> _PROBLEM STATEMENT_: Could you extract every entry below and reproduce it exactly?

#### TASK DATA

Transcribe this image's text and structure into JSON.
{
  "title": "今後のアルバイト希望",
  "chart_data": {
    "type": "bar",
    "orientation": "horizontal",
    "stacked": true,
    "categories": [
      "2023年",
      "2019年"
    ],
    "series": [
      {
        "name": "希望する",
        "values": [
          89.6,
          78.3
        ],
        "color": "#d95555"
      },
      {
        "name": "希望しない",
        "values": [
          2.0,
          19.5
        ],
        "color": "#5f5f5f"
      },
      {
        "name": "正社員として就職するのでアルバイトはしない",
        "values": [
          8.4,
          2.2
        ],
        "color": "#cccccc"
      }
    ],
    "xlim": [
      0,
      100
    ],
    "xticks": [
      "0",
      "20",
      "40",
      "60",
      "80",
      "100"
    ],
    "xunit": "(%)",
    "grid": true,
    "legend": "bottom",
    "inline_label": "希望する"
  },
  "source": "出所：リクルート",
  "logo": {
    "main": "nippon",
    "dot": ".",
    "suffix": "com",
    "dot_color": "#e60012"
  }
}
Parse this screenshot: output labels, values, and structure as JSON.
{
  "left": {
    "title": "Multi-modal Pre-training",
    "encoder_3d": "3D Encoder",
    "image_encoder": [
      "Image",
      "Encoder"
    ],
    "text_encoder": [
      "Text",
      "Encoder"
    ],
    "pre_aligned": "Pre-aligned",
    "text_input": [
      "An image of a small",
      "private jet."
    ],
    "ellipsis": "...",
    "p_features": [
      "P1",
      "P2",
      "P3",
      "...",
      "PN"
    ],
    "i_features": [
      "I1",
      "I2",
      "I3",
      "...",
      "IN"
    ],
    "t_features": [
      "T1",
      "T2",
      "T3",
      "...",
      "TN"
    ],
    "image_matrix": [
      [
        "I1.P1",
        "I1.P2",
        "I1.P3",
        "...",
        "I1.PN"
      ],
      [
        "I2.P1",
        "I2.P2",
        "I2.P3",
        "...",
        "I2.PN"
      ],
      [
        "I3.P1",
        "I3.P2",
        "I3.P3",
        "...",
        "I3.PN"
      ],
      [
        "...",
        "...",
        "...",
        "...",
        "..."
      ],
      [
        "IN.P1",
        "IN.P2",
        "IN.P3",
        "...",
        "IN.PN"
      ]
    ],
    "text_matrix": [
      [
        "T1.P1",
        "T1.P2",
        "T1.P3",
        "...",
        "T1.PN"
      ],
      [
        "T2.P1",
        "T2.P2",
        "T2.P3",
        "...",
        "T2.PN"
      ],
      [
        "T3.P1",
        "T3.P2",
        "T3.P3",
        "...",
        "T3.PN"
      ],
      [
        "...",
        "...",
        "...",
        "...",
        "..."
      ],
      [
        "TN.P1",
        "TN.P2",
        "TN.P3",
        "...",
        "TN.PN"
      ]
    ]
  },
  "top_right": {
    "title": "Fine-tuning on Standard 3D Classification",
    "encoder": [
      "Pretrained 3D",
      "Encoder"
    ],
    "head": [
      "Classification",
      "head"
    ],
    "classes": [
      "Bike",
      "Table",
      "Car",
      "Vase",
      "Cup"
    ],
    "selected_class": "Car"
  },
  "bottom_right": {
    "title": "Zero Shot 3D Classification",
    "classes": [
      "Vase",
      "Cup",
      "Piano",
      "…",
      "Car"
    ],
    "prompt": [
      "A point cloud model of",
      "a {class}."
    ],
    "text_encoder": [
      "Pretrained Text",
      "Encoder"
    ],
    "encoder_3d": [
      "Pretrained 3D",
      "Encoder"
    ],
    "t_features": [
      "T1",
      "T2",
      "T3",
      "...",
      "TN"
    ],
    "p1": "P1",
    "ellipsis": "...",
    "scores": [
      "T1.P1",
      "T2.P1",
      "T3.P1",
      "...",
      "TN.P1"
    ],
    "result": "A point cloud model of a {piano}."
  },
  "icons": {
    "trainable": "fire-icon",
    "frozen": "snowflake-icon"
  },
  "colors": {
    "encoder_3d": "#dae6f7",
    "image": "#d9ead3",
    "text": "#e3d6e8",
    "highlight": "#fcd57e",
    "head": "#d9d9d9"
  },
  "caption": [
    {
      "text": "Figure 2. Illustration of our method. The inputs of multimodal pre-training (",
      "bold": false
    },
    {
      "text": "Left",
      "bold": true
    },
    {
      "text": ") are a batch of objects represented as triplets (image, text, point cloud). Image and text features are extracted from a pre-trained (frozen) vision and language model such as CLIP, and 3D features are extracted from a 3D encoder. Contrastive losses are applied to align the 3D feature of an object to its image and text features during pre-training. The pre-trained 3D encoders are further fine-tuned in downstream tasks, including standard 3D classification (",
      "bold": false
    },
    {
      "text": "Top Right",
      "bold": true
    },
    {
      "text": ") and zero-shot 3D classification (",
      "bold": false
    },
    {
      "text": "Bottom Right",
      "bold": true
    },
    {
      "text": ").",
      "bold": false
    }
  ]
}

########

> _EXERCISE OUTPUT_:
Transcribe this image's text and structure into JSON.
{
  "title": "今後のアルバイト希望",
  "chart_data": {
    "type": "bar",
    "orientation": "horizontal",
    "stacked": true,
    "categories": [
      "2023年",
      "2019年"
    ],
    "series": [
      {
        "name": "希望する",
        "values": [
          89.6,
          78.3
        ],
        "color": "#d95555"
      },
      {
        "name": "希望しない",
        "values": [
          2.0,
          19.5
        ],
        "color": "#5f5f5f"
      },
      {
        "name": "正社員として就職するのでアルバイトはしない",
        "values": [
          8.4,
          2.2
        ],
        "color": "#cccccc"
      }
    ],
    "xlim": [
      0,
      100
    ],
    "xticks": [
      "0",
      "20",
      "40",
      "60",
      "80",
      "100"
    ],
    "xunit": "(%)",
    "grid": true,
    "legend": "bottom",
    "inline_label": "希望する"
  },
  "source": "出所：リクルート",
  "logo": {
    "main": "nippon",
    "dot": ".",
    "suffix": "com",
    "dot_color": "#e60012"
  }
}
Parse this screenshot: output labels, values, and structure as JSON.
{
  "left": {
    "title": "Multi-modal Pre-training",
    "encoder_3d": "3D Encoder",
    "image_encoder": [
      "Image",
      "Encoder"
    ],
    "text_encoder": [
      "Text",
      "Encoder"
    ],
    "pre_aligned": "Pre-aligned",
    "text_input": [
      "An image of a small",
      "private jet."
    ],
    "ellipsis": "...",
    "p_features": [
      "P1",
      "P2",
      "P3",
      "...",
      "PN"
    ],
    "i_features": [
      "I1",
      "I2",
      "I3",
      "...",
      "IN"
    ],
    "t_features": [
      "T1",
      "T2",
      "T3",
      "...",
      "TN"
    ],
    "image_matrix": [
      [
        "I1.P1",
        "I1.P2",
        "I1.P3",
        "...",
        "I1.PN"
      ],
      [
        "I2.P1",
        "I2.P2",
        "I2.P3",
        "...",
        "I2.PN"
      ],
      [
        "I3.P1",
        "I3.P2",
        "I3.P3",
        "...",
        "I3.PN"
      ],
      [
        "...",
        "...",
        "...",
        "...",
        "..."
      ],
      [
        "IN.P1",
        "IN.P2",
        "IN.P3",
        "...",
        "IN.PN"
      ]
    ],
    "text_matrix": [
      [
        "T1.P1",
        "T1.P2",
        "T1.P3",
        "...",
        "T1.PN"
      ],
      [
        "T2.P1",
        "T2.P2",
        "T2.P3",
        "...",
        "T2.PN"
      ],
      [
        "T3.P1",
        "T3.P2",
        "T3.P3",
        "...",
        "T3.PN"
      ],
      [
        "...",
        "...",
        "...",
        "...",
        "..."
      ],
      [
        "TN.P1",
        "TN.P2",
        "TN.P3",
        "...",
        "TN.PN"
      ]
    ]
  },
  "top_right": {
    "title": "Fine-tuning on Standard 3D Classification",
    "encoder": [
      "Pretrained 3D",
      "Encoder"
    ],
    "head": [
      "Classification",
      "head"
    ],
    "classes": [
      "Bike",
      "Table",
      "Car",
      "Vase",
      "Cup"
    ],
    "selected_class": "Car"
  },
  "bottom_right": {
    "title": "Zero Shot 3D Classification",
    "classes": [
      "Vase",
      "Cup",
      "Piano",
      "…",
      "Car"
    ],
    "prompt": [
      "A point cloud model of",
      "a {class}."
    ],
    "text_encoder": [
      "Pretrained Text",
      "Encoder"
    ],
    "encoder_3d": [
      "Pretrained 3D",
      "Encoder"
    ],
    "t_features": [
      "T1",
      "T2",
      "T3",
      "...",
      "TN"
    ],
    "p1": "P1",
    "ellipsis": "...",
    "scores": [
      "T1.P1",
      "T2.P1",
      "T3.P1",
      "...",
      "TN.P1"
    ],
    "result": "A point cloud model of a {piano}."
  },
  "icons": {
    "trainable": "fire-icon",
    "frozen": "snowflake-icon"
  },
  "colors": {
    "encoder_3d": "#dae6f7",
    "image": "#d9ead3",
    "text": "#e3d6e8",
    "highlight": "#fcd57e",
    "head": "#d9d9d9"
  },
  "caption": [
    {
      "text": "Figure 2. Illustration of our method. The inputs of multimodal pre-training (",
      "bold": false
    },
    {
      "text": "Left",
      "bold": true
    },
    {
      "text": ") are a batch of objects represented as triplets (image, text, point cloud). Image and text features are extracted from a pre-trained (frozen) vision and language model such as CLIP, and 3D features are extracted from a 3D encoder. Contrastive losses are applied to align the 3D feature of an object to its image and text features during pre-training. The pre-trained 3D encoders are further fine-tuned in downstream tasks, including standard 3D classification (",
      "bold": false
    },
    {
      "text": "Top Right",
      "bold": true
    },
    {
      "text": ") and zero-shot 3D classification (",
      "bold": false
    },
    {
      "text": "Bottom Right",
      "bold": true
    },
    {
      "text": ").",
      "bold": false
    }
  ]
}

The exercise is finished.